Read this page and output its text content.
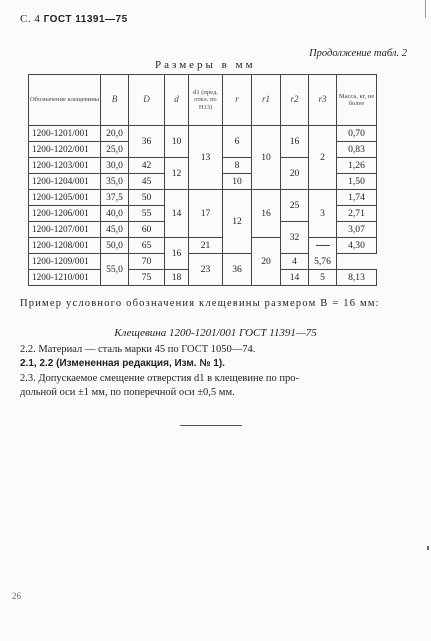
С. 4 ГОСТ 11391—75
Продолжение табл. 2
Размеры в мм
Обозначение клещевины	B	D	d	d1 (пред. откл. по H13)	r	r1	r2	r3	Масса, кг, не более
1200-1201/001	20,0	36	10	13	6	10	16	2	0,70
1200-1202/001	25,0								0,83
1200-1203/001	30,0	42	12		8		20		1,26
1200-1204/001	35,0	45			10				1,50
1200-1205/001	37,5	50	14	17	12	16	25	3	1,74
1200-1206/001	40,0	55							2,71
1200-1207/001	45,0	60					32		3,07
1200-1208/001	50,0	65	16	21		20			4,30
1200-1209/001	55,0	70		23	36		4	5,76	
1200-1210/001		75	18				14	5	8,13
Пример условного обозначения клещевины размером B = 16 мм:
Клещевина 1200-1201/001 ГОСТ 11391—75
2.2. Материал — сталь марки 45 по ГОСТ 1050—74.
2.1, 2.2 (Измененная редакция, Изм. № 1).
2.3. Допускаемое смещение отверстия d1 в клещевине по про-
дольной оси ±1 мм, по поперечной оси ±0,5 мм.
26
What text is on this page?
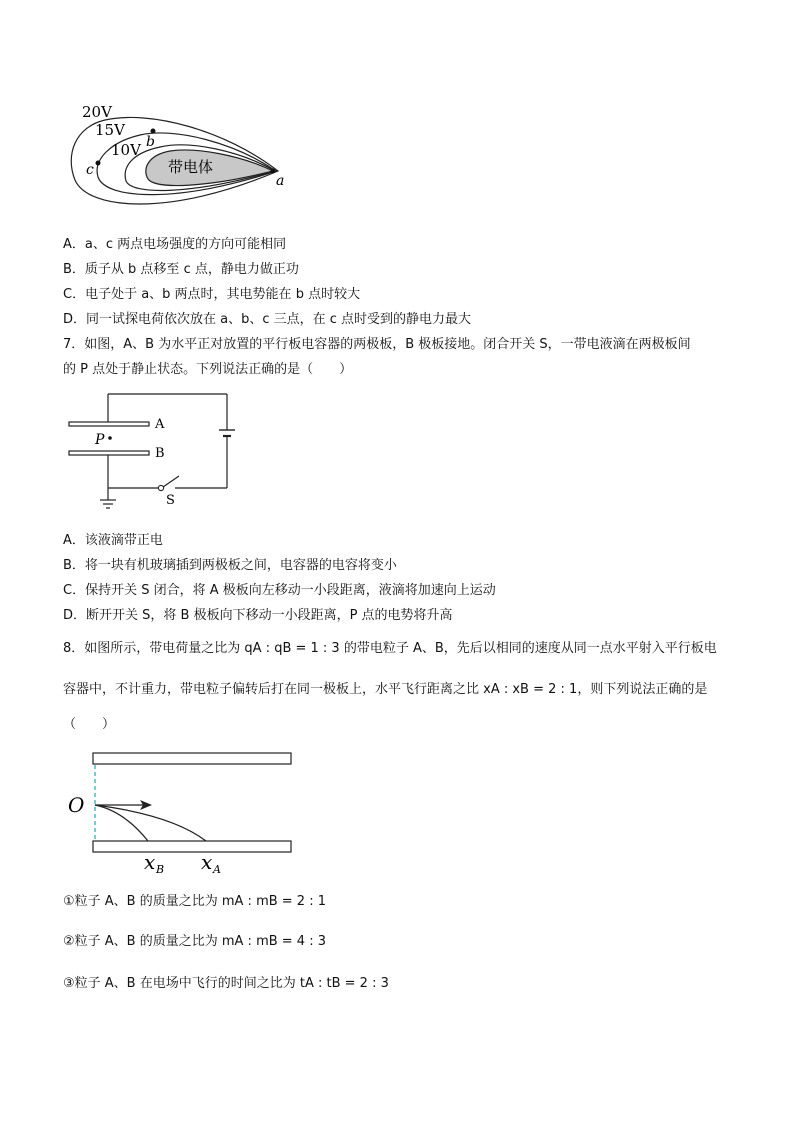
20V
15V
10V
带电体
a
b
c
A．a、c 两点电场强度的方向可能相同
B．质子从 b 点移至 c 点，静电力做正功
C．电子处于 a、b 两点时，其电势能在 b 点时较大
D．同一试探电荷依次放在 a、b、c 三点，在 c 点时受到的静电力最大
7．如图，A、B 为水平正对放置的平行板电容器的两极板，B 极板接地。闭合开关 S，一带电液滴在两极板间
的 P 点处于静止状态。下列说法正确的是（　　）
A
B
P
S
A．该液滴带正电
B．将一块有机玻璃插到两极板之间，电容器的电容将变小
C．保持开关 S 闭合，将 A 极板向左移动一小段距离，液滴将加速向上运动
D．断开开关 S，将 B 极板向下移动一小段距离，P 点的电势将升高
8．如图所示，带电荷量之比为 qA : qB = 1 : 3 的带电粒子 A、B，先后以相同的速度从同一点水平射入平行板电
容器中，不计重力，带电粒子偏转后打在同一极板上，水平飞行距离之比 xA : xB = 2 : 1，则下列说法正确的是
（　　）
O
x B x A
①粒子 A、B 的质量之比为 mA : mB = 2 : 1
②粒子 A、B 的质量之比为 mA : mB = 4 : 3
③粒子 A、B 在电场中飞行的时间之比为 tA : tB = 2 : 3
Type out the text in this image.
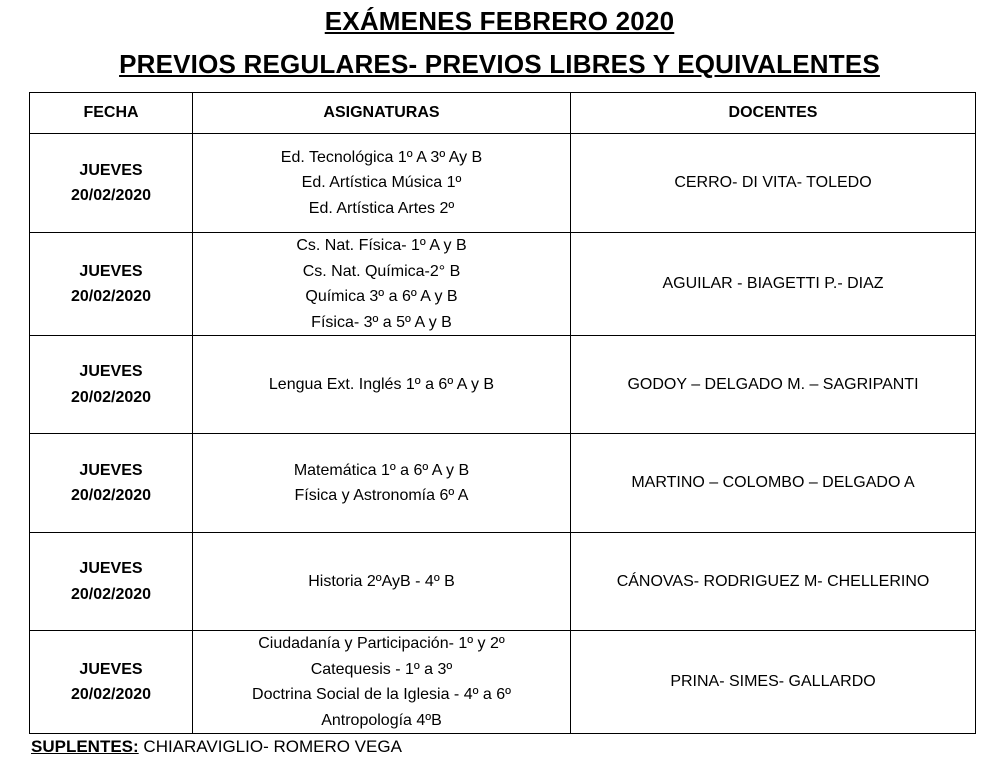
EXÁMENES FEBRERO 2020
PREVIOS REGULARES- PREVIOS LIBRES Y EQUIVALENTES
FECHA	ASIGNATURAS	DOCENTES

JUEVES
20/02/2020	Ed. Tecnológica 1º A 3º Ay B
Ed. Artística Música 1º
Ed. Artística Artes 2º	CERRO- DI VITA- TOLEDO

JUEVES
20/02/2020	Cs. Nat. Física- 1º A y B
Cs. Nat. Química-2° B
Química 3º a 6º A y B
Física- 3º a 5º A y B	AGUILAR - BIAGETTI P.- DIAZ

JUEVES
20/02/2020	Lengua Ext. Inglés 1º a 6º A y B	GODOY – DELGADO M. – SAGRIPANTI

JUEVES
20/02/2020	Matemática 1º a 6º A y B
Física y Astronomía 6º A	MARTINO – COLOMBO – DELGADO A

JUEVES
20/02/2020	Historia 2ºAyB - 4º B	CÁNOVAS- RODRIGUEZ M- CHELLERINO

JUEVES
20/02/2020	Ciudadanía y Participación- 1º y 2º
Catequesis - 1º a 3º
Doctrina Social de la Iglesia - 4º a 6º
Antropología 4ºB	PRINA- SIMES- GALLARDO
SUPLENTES: CHIARAVIGLIO- ROMERO VEGA
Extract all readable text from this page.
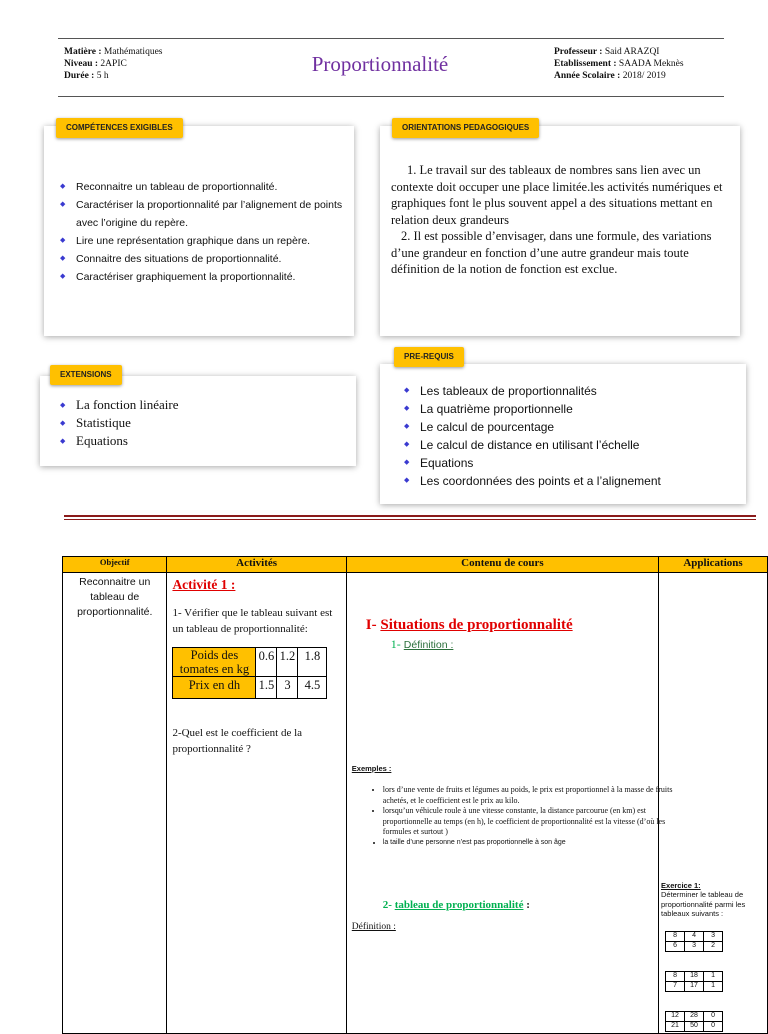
Matière : Mathématiques
Niveau : 2APIC
Durée : 5 h	Proportionnalité	Professeur : Said ARAZQI
Etablissement : SAADA Meknès
Année Scolaire : 2018/ 2019
◆ Reconnaitre un tableau de proportionnalité.
◆ Caractériser la proportionnalité par l’alignement de points avec l’origine du repère.
◆ Lire une représentation graphique dans un repère.
◆ Connaitre des situations de proportionnalité.
◆ Caractériser graphiquement la proportionnalité.
COMPÉTENCES EXIGIBLES
1. Le travail sur des tableaux de nombres sans lien avec un contexte doit occuper une place limitée.les activités numériques et graphiques font le plus souvent appel a des situations mettant en relation deux grandeurs
2. Il est possible d’envisager, dans une formule, des variations d’une grandeur en fonction d’une autre grandeur mais toute définition de la notion de fonction est exclue.
ORIENTATIONS PEDAGOGIQUES
◆ La fonction linéaire
◆ Statistique
◆ Equations
EXTENSIONS
◆ Les tableaux de proportionnalités
◆ La quatrième proportionnelle
◆ Le calcul de pourcentage
◆ Le calcul de distance en utilisant l’échelle
◆ Equations
◆ Les coordonnées des points et a l’alignement
PRE-REQUIS
Objectif	Activités	Contenu de cours	Applications

Reconnaitre un tableau de proportionnalité.

Activité 1 :
1- Vérifier que le tableau suivant est un tableau de proportionnalité:
Poids des tomates en kg	0.6	1.2	1.8
Prix en dh	1.5	3	4.5
2-Quel est le coefficient de la proportionnalité ?

I- Situations de proportionnalité
1- Définition :
Exemples :
• lors d’une vente de fruits et légumes au poids, le prix est proportionnel à la masse de fruits achetés, et le coefficient est le prix au kilo.
• lorsqu’un véhicule roule à une vitesse constante, la distance parcourue (en km) est proportionnelle au temps (en h), le coefficient de proportionnalité est la vitesse (d’où les formules et surtout )
• la taille d’une personne n’est pas proportionnelle à son âge
2- tableau de proportionnalité :
Définition :

Exercice 1:
Déterminer le tableau de proportionnalité parmi les tableaux suivants :
8	4	3
6	3	2
8	18	1
7	17	1
12	28	0
21	50	0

__Exercise__
Transcribe the records above exactly as they appear, leaving out any pictures.

__Task response__
Read this page and output its text content.
С. 4 ГОСТ 11391—75
Продолжение табл. 2
Размеры в мм
Обозначение клещевины	B	D	d	d1 (пред. откл. по H13)	r	r1	r2	r3	Масса, кг, не более
1200-1201/001	20,0	36	10	13	6	10	16	2	0,70
1200-1202/001	25,0								0,83
1200-1203/001	30,0	42	12		8		20		1,26
1200-1204/001	35,0	45			10				1,50
1200-1205/001	37,5	50	14	17	12	16	25	3	1,74
1200-1206/001	40,0	55							2,71
1200-1207/001	45,0	60					32		3,07
1200-1208/001	50,0	65	16	21		20			4,30
1200-1209/001	55,0	70		23	36		4	5,76	
1200-1210/001		75	18				14	5	8,13
Пример условного обозначения клещевины размером B = 16 мм:
Клещевина 1200-1201/001 ГОСТ 11391—75
2.2. Материал — сталь марки 45 по ГОСТ 1050—74.
2.1, 2.2 (Измененная редакция, Изм. № 1).
2.3. Допускаемое смещение отверстия d1 в клещевине по про-
дольной оси ±1 мм, по поперечной оси ±0,5 мм.
26
What text is on this page?
20V
15V
10V
带电体
a
b
c
A．a、c 两点电场强度的方向可能相同
B．质子从 b 点移至 c 点，静电力做正功
C．电子处于 a、b 两点时，其电势能在 b 点时较大
D．同一试探电荷依次放在 a、b、c 三点，在 c 点时受到的静电力最大
7．如图，A、B 为水平正对放置的平行板电容器的两极板，B 极板接地。闭合开关 S，一带电液滴在两极板间
的 P 点处于静止状态。下列说法正确的是（　　）
A
B
P
S
A．该液滴带正电
B．将一块有机玻璃插到两极板之间，电容器的电容将变小
C．保持开关 S 闭合，将 A 极板向左移动一小段距离，液滴将加速向上运动
D．断开开关 S，将 B 极板向下移动一小段距离，P 点的电势将升高
8．如图所示，带电荷量之比为 qA : qB = 1 : 3 的带电粒子 A、B，先后以相同的速度从同一点水平射入平行板电
容器中，不计重力，带电粒子偏转后打在同一极板上，水平飞行距离之比 xA : xB = 2 : 1，则下列说法正确的是
（　　）
O
x B x A
①粒子 A、B 的质量之比为 mA : mB = 2 : 1
②粒子 A、B 的质量之比为 mA : mB = 4 : 3
③粒子 A、B 在电场中飞行的时间之比为 tA : tB = 2 : 3
Type out the text in this image.
EXÁMENES FEBRERO 2020
PREVIOS REGULARES- PREVIOS LIBRES Y EQUIVALENTES
FECHA	ASIGNATURAS	DOCENTES

JUEVES
20/02/2020	Ed. Tecnológica 1º A 3º Ay B
Ed. Artística Música 1º
Ed. Artística Artes 2º	CERRO- DI VITA- TOLEDO

JUEVES
20/02/2020	Cs. Nat. Física- 1º A y B
Cs. Nat. Química-2° B
Química 3º a 6º A y B
Física- 3º a 5º A y B	AGUILAR - BIAGETTI P.- DIAZ

JUEVES
20/02/2020	Lengua Ext. Inglés 1º a 6º A y B	GODOY – DELGADO M. – SAGRIPANTI

JUEVES
20/02/2020	Matemática 1º a 6º A y B
Física y Astronomía 6º A	MARTINO – COLOMBO – DELGADO A

JUEVES
20/02/2020	Historia 2ºAyB - 4º B	CÁNOVAS- RODRIGUEZ M- CHELLERINO

JUEVES
20/02/2020	Ciudadanía y Participación- 1º y 2º
Catequesis - 1º a 3º
Doctrina Social de la Iglesia - 4º a 6º
Antropología 4ºB	PRINA- SIMES- GALLARDO
SUPLENTES: CHIARAVIGLIO- ROMERO VEGA
Extract all readable text from this page.
Matière : Mathématiques
Niveau : 2APIC
Durée : 5 h	Proportionnalité	Professeur : Said ARAZQI
Etablissement : SAADA Meknès
Année Scolaire : 2018/ 2019
◆ Reconnaitre un tableau de proportionnalité.
◆ Caractériser la proportionnalité par l’alignement de points avec l’origine du repère.
◆ Lire une représentation graphique dans un repère.
◆ Connaitre des situations de proportionnalité.
◆ Caractériser graphiquement la proportionnalité.
COMPÉTENCES EXIGIBLES
1. Le travail sur des tableaux de nombres sans lien avec un contexte doit occuper une place limitée.les activités numériques et graphiques font le plus souvent appel a des situations mettant en relation deux grandeurs
2. Il est possible d’envisager, dans une formule, des variations d’une grandeur en fonction d’une autre grandeur mais toute définition de la notion de fonction est exclue.
ORIENTATIONS PEDAGOGIQUES
◆ La fonction linéaire
◆ Statistique
◆ Equations
EXTENSIONS
◆ Les tableaux de proportionnalités
◆ La quatrième proportionnelle
◆ Le calcul de pourcentage
◆ Le calcul de distance en utilisant l’échelle
◆ Equations
◆ Les coordonnées des points et a l’alignement
PRE-REQUIS
Objectif	Activités	Contenu de cours	Applications

Reconnaitre un tableau de proportionnalité.

Activité 1 :
1- Vérifier que le tableau suivant est un tableau de proportionnalité:
Poids des tomates en kg	0.6	1.2	1.8
Prix en dh	1.5	3	4.5
2-Quel est le coefficient de la proportionnalité ?

I- Situations de proportionnalité
1- Définition :
Exemples :
• lors d’une vente de fruits et légumes au poids, le prix est proportionnel à la masse de fruits achetés, et le coefficient est le prix au kilo.
• lorsqu’un véhicule roule à une vitesse constante, la distance parcourue (en km) est proportionnelle au temps (en h), le coefficient de proportionnalité est la vitesse (d’où les formules et surtout )
• la taille d’une personne n’est pas proportionnelle à son âge
2- tableau de proportionnalité :
Définition :

Exercice 1:
Déterminer le tableau de proportionnalité parmi les tableaux suivants :
8	4	3
6	3	2
8	18	1
7	17	1
12	28	0
21	50	0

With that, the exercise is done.